> GIVEN TASK:
Determine how many lines hold "image" and give only that number.

[Rows from a dataset]

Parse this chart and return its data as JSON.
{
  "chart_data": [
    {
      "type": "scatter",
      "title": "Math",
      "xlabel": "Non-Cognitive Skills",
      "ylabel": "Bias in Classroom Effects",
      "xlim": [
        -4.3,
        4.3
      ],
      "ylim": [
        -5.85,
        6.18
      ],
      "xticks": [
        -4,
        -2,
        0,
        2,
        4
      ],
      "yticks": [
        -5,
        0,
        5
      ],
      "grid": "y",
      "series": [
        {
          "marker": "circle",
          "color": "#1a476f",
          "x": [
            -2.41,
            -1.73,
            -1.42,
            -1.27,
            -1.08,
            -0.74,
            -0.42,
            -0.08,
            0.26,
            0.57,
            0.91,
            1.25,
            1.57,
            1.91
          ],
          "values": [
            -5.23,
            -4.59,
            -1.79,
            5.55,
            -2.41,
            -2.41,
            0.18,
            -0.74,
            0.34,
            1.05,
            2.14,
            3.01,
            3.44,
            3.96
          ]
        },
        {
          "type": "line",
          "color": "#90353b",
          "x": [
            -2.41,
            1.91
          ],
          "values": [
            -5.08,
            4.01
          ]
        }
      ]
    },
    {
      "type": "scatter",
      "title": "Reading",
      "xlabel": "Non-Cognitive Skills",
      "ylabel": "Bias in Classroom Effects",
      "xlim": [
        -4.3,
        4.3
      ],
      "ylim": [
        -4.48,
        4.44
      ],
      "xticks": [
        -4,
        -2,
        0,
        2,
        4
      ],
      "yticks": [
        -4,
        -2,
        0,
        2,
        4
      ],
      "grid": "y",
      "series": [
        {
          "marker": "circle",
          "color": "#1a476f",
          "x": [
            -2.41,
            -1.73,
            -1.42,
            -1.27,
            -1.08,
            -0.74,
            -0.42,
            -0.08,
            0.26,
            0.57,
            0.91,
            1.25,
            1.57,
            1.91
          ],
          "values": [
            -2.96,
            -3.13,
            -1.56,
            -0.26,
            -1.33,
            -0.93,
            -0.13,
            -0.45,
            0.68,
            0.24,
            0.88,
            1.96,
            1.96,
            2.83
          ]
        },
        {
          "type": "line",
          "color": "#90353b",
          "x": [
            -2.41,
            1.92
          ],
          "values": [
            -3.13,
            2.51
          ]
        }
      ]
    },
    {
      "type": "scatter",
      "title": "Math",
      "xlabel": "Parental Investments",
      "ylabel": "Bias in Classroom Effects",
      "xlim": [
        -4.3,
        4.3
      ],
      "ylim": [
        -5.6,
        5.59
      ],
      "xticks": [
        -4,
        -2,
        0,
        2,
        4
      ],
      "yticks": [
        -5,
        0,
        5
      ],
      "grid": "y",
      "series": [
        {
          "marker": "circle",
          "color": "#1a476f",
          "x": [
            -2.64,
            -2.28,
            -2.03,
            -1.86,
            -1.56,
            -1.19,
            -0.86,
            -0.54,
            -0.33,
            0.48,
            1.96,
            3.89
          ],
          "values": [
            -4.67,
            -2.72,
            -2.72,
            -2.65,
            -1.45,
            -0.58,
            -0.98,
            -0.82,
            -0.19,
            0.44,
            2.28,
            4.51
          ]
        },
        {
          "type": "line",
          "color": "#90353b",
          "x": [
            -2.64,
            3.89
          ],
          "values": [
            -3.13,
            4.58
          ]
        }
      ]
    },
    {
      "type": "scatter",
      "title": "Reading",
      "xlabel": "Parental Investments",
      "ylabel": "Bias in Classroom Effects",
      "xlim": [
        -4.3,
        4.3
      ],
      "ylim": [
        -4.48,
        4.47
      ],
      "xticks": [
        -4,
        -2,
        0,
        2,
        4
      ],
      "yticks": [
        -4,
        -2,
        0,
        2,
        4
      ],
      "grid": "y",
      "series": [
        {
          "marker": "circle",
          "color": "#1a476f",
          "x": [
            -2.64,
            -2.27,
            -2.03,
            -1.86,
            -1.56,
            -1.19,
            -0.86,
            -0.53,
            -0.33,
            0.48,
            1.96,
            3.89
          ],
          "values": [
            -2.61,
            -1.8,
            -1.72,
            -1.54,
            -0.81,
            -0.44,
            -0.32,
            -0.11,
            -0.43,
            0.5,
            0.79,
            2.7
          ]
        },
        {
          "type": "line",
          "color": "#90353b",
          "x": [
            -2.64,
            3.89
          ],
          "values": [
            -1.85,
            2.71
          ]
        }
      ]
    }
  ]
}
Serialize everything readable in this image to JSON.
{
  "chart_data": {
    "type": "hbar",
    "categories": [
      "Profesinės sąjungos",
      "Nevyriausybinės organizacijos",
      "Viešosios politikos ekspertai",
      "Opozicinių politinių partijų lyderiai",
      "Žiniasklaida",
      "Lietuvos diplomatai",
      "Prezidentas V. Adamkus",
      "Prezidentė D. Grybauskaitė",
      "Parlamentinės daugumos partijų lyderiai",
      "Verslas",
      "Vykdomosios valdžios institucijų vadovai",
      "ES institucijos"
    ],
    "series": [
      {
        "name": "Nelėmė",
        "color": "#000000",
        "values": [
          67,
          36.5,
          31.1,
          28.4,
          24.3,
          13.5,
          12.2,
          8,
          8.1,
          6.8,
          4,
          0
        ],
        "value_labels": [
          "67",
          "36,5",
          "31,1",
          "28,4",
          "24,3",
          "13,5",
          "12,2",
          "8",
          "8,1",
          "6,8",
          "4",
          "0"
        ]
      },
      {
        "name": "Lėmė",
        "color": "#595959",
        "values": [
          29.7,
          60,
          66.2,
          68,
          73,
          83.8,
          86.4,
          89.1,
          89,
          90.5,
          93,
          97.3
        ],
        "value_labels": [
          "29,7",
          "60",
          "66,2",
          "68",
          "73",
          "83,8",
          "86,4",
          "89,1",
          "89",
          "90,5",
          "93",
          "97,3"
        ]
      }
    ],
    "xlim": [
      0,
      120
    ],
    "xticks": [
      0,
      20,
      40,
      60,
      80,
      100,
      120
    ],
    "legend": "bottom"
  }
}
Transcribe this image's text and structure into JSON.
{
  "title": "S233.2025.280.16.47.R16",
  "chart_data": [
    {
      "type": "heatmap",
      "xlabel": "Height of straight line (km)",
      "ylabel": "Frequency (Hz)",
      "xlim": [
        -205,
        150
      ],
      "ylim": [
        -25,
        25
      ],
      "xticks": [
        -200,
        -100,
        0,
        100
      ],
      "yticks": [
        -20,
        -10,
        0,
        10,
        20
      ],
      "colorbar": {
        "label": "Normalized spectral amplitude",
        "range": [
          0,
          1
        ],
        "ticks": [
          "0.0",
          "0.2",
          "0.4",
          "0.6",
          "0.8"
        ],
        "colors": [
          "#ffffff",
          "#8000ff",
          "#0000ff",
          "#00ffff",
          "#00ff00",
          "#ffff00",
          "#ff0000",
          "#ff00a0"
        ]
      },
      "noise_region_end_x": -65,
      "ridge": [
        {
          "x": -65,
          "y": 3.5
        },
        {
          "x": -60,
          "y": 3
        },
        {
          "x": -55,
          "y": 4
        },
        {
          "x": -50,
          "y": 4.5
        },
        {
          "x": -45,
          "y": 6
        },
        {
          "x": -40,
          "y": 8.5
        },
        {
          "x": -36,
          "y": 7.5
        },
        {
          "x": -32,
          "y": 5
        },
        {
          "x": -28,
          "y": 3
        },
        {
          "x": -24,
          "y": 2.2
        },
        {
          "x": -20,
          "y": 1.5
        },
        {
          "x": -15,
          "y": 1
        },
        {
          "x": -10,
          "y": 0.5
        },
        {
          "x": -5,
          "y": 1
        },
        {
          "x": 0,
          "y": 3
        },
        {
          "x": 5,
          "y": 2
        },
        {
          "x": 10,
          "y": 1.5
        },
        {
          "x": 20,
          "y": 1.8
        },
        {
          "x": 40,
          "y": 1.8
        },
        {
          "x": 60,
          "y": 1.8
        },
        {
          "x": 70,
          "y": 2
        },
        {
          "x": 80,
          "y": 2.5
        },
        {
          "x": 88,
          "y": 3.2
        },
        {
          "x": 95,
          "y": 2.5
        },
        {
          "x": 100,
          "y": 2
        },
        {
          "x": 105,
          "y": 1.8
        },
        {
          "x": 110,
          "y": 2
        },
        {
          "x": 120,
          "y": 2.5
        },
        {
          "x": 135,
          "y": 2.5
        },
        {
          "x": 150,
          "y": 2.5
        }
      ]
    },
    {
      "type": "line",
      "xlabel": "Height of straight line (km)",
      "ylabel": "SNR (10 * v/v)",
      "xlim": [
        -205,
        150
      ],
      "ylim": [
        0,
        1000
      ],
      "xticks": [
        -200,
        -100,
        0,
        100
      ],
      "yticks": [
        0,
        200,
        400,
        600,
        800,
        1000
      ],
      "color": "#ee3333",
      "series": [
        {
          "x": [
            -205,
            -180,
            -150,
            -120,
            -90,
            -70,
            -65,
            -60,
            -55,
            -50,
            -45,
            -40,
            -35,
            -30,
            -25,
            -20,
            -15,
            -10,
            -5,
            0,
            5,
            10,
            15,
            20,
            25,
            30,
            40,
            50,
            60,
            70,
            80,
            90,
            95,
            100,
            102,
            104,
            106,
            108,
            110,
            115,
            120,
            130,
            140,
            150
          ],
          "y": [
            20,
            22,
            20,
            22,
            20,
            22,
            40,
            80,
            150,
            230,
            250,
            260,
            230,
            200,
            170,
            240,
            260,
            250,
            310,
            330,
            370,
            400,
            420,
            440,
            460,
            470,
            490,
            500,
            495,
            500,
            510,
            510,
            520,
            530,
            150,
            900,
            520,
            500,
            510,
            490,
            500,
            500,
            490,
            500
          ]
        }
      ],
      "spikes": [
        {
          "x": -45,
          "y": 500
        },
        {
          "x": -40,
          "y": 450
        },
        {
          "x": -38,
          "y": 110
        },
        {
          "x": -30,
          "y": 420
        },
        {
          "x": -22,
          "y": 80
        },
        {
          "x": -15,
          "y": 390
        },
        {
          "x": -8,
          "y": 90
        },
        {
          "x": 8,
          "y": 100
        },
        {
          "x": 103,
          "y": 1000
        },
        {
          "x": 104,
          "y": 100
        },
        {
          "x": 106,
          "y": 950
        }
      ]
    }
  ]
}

> SOLUTION:
2